Excerpt from a dataset
= = = = =
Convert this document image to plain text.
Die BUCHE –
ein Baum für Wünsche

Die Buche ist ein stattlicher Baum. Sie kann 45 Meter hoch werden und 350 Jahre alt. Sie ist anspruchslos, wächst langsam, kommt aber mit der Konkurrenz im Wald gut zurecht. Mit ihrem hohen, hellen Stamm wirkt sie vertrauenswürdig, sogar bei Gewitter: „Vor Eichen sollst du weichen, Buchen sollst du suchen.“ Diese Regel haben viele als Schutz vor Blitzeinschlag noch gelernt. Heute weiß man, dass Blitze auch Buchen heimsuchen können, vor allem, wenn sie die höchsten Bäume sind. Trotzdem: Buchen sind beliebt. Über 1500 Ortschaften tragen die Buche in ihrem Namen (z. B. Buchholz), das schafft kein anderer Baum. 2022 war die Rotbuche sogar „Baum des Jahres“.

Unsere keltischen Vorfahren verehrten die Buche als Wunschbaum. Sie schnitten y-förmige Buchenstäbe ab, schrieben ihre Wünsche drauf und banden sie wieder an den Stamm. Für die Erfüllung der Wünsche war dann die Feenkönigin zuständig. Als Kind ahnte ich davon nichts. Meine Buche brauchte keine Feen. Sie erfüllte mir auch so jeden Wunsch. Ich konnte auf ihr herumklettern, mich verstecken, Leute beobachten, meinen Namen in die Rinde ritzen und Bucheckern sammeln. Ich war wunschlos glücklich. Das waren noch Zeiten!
= = = = =
## [WHAT IS NEEDED]
Copy out each record from above, exactly.

## [RESULT FOR THIS TASK]
Convert this document image to plain text.
Die BUCHE –
ein Baum für Wünsche

Die Buche ist ein stattlicher Baum. Sie kann 45 Meter hoch werden und 350 Jahre alt. Sie ist anspruchslos, wächst langsam, kommt aber mit der Konkurrenz im Wald gut zurecht. Mit ihrem hohen, hellen Stamm wirkt sie vertrauenswürdig, sogar bei Gewitter: „Vor Eichen sollst du weichen, Buchen sollst du suchen.“ Diese Regel haben viele als Schutz vor Blitzeinschlag noch gelernt. Heute weiß man, dass Blitze auch Buchen heimsuchen können, vor allem, wenn sie die höchsten Bäume sind. Trotzdem: Buchen sind beliebt. Über 1500 Ortschaften tragen die Buche in ihrem Namen (z. B. Buchholz), das schafft kein anderer Baum. 2022 war die Rotbuche sogar „Baum des Jahres“.

Unsere keltischen Vorfahren verehrten die Buche als Wunschbaum. Sie schnitten y-förmige Buchenstäbe ab, schrieben ihre Wünsche drauf und banden sie wieder an den Stamm. Für die Erfüllung der Wünsche war dann die Feenkönigin zuständig. Als Kind ahnte ich davon nichts. Meine Buche brauchte keine Feen. Sie erfüllte mir auch so jeden Wunsch. Ich konnte auf ihr herumklettern, mich verstecken, Leute beobachten, meinen Namen in die Rinde ritzen und Bucheckern sammeln. Ich war wunschlos glücklich. Das waren noch Zeiten!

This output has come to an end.